Given entries:
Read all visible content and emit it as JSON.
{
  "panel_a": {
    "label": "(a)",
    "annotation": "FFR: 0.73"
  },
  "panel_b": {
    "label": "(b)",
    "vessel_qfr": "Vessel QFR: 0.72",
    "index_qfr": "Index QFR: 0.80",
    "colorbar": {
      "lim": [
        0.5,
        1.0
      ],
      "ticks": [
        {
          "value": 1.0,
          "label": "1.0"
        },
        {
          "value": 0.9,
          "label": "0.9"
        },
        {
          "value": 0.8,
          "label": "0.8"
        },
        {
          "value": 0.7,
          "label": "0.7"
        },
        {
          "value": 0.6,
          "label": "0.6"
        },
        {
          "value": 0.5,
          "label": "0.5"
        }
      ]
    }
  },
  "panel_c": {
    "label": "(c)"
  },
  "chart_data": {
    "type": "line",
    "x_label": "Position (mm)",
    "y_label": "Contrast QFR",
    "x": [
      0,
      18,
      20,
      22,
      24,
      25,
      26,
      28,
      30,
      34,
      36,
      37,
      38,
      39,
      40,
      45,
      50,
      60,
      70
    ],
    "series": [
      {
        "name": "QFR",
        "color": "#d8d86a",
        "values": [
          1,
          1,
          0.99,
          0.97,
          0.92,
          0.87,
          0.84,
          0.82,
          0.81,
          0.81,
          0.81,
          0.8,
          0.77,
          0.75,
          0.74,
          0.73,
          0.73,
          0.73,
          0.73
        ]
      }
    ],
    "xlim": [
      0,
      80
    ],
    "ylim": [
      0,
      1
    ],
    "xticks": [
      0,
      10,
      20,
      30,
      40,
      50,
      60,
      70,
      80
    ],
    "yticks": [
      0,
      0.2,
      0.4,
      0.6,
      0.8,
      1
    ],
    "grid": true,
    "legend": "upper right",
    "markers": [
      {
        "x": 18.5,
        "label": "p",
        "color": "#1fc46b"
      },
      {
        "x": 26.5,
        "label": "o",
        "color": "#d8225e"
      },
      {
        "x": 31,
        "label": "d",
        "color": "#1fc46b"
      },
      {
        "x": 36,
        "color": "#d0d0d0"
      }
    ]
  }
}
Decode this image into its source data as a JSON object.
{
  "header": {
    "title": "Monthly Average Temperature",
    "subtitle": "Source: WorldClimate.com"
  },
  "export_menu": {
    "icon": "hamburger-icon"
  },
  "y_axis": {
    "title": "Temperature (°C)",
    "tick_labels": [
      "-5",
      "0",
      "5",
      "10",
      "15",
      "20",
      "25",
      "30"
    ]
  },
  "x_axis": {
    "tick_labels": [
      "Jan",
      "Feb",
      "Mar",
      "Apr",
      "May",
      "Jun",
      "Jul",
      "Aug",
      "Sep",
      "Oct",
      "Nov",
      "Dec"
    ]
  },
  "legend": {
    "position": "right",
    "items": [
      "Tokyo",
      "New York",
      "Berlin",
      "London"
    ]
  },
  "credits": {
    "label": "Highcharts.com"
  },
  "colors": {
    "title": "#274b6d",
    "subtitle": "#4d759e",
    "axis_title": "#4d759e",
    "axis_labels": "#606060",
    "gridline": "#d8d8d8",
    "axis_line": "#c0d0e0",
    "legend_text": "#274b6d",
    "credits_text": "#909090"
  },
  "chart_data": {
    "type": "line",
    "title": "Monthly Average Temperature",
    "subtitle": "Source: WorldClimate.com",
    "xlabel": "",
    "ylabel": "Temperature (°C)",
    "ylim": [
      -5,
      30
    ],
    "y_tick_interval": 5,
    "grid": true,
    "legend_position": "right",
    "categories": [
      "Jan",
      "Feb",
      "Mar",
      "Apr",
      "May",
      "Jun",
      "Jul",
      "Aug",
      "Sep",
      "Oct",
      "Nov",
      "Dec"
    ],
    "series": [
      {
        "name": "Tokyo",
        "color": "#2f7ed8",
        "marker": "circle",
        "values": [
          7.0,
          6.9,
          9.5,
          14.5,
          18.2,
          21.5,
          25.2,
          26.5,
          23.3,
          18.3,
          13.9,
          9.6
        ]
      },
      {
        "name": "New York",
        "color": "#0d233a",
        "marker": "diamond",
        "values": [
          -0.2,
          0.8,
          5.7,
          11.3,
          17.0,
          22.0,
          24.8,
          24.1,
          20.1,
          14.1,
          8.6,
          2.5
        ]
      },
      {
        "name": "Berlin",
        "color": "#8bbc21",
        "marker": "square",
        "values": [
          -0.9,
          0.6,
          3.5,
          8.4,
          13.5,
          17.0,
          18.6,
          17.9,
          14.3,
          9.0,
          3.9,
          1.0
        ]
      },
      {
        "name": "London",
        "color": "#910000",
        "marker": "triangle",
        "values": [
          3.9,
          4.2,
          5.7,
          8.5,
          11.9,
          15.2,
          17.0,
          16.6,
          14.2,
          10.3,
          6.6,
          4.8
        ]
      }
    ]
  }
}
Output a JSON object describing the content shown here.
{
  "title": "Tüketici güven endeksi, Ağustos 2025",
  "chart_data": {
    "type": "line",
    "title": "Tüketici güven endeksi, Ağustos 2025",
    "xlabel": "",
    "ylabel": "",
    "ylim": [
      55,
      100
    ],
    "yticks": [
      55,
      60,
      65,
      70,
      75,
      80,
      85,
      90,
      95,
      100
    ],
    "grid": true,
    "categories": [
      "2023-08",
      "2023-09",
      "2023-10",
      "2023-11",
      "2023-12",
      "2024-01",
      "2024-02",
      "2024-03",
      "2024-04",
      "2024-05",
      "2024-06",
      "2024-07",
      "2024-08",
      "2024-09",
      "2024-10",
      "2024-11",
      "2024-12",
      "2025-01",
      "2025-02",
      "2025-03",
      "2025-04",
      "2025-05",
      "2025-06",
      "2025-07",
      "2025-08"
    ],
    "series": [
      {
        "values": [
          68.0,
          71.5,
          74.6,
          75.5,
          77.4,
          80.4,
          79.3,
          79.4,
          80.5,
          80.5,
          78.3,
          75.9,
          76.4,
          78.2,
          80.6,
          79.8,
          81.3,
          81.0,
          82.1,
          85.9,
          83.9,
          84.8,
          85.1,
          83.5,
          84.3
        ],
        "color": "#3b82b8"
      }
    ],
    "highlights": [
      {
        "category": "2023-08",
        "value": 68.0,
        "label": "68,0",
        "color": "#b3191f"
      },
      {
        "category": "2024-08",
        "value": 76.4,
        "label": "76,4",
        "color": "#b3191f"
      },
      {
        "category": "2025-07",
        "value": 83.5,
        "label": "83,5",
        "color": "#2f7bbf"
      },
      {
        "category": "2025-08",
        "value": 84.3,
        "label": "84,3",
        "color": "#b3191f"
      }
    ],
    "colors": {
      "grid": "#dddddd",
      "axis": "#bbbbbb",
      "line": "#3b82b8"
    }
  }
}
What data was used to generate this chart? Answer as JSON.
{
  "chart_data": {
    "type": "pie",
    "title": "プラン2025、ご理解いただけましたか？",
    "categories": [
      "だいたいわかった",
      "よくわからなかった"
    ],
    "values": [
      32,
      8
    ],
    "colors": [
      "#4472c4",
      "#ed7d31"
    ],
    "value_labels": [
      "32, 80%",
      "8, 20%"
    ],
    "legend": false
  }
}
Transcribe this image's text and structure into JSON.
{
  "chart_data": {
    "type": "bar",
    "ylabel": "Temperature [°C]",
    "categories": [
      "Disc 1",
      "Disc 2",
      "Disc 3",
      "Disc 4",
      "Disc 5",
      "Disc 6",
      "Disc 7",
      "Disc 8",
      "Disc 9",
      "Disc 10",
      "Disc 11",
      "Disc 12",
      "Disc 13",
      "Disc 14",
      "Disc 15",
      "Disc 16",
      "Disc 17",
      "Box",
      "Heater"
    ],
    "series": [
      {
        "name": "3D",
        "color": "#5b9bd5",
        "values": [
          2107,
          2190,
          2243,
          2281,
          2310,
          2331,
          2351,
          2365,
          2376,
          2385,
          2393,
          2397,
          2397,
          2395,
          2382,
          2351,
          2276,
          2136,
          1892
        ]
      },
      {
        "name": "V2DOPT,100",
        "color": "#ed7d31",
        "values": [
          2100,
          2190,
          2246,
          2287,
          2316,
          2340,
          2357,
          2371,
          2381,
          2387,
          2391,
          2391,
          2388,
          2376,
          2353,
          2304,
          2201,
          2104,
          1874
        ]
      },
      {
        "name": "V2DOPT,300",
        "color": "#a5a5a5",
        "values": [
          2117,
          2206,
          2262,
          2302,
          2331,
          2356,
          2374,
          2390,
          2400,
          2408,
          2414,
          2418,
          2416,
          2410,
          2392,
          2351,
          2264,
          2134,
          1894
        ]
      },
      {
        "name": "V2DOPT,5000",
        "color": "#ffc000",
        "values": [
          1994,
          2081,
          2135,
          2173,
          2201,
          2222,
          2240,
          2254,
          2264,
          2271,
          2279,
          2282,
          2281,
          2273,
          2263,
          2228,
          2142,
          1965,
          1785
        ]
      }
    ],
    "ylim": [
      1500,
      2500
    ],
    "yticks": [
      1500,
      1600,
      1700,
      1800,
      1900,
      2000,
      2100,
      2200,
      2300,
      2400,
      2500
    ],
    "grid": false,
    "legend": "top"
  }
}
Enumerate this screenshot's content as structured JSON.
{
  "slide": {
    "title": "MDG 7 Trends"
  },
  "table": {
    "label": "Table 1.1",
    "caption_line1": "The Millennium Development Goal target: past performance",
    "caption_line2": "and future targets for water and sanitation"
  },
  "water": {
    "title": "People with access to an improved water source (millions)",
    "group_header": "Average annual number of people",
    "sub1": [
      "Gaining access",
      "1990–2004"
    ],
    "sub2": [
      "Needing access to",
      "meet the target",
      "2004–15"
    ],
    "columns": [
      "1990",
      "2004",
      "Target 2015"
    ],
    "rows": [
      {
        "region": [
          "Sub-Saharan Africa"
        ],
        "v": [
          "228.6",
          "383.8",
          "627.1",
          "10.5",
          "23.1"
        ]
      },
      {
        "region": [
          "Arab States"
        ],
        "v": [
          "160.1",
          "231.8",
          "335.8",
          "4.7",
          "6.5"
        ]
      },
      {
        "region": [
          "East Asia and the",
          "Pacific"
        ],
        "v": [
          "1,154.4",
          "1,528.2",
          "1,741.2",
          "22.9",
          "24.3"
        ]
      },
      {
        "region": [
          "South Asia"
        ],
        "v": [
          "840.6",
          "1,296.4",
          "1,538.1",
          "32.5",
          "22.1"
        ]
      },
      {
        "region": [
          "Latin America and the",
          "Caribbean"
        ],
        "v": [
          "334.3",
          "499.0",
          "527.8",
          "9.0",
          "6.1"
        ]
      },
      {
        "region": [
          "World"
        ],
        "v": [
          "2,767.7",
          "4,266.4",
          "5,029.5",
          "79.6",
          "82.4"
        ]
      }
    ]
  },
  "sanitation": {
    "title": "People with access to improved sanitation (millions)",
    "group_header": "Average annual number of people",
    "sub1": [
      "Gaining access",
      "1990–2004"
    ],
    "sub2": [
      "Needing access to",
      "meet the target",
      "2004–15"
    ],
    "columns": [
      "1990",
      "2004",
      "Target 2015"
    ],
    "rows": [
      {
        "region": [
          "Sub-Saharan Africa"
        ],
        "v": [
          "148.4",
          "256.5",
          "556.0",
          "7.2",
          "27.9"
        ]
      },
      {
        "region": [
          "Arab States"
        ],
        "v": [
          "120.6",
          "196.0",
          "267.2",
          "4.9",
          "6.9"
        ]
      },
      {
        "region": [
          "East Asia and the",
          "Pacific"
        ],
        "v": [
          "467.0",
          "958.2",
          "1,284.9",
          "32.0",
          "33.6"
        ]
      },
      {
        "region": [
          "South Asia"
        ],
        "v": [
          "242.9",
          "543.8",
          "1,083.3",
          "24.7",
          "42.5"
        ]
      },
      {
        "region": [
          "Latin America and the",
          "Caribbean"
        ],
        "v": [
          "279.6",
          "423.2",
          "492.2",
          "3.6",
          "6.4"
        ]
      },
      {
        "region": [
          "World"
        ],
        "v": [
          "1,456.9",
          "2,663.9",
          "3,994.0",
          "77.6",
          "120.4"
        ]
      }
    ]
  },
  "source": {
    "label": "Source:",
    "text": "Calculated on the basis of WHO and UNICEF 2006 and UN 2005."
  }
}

Your goal: Find every line holding the word "water"; give their count and nothing else.

Solution: 3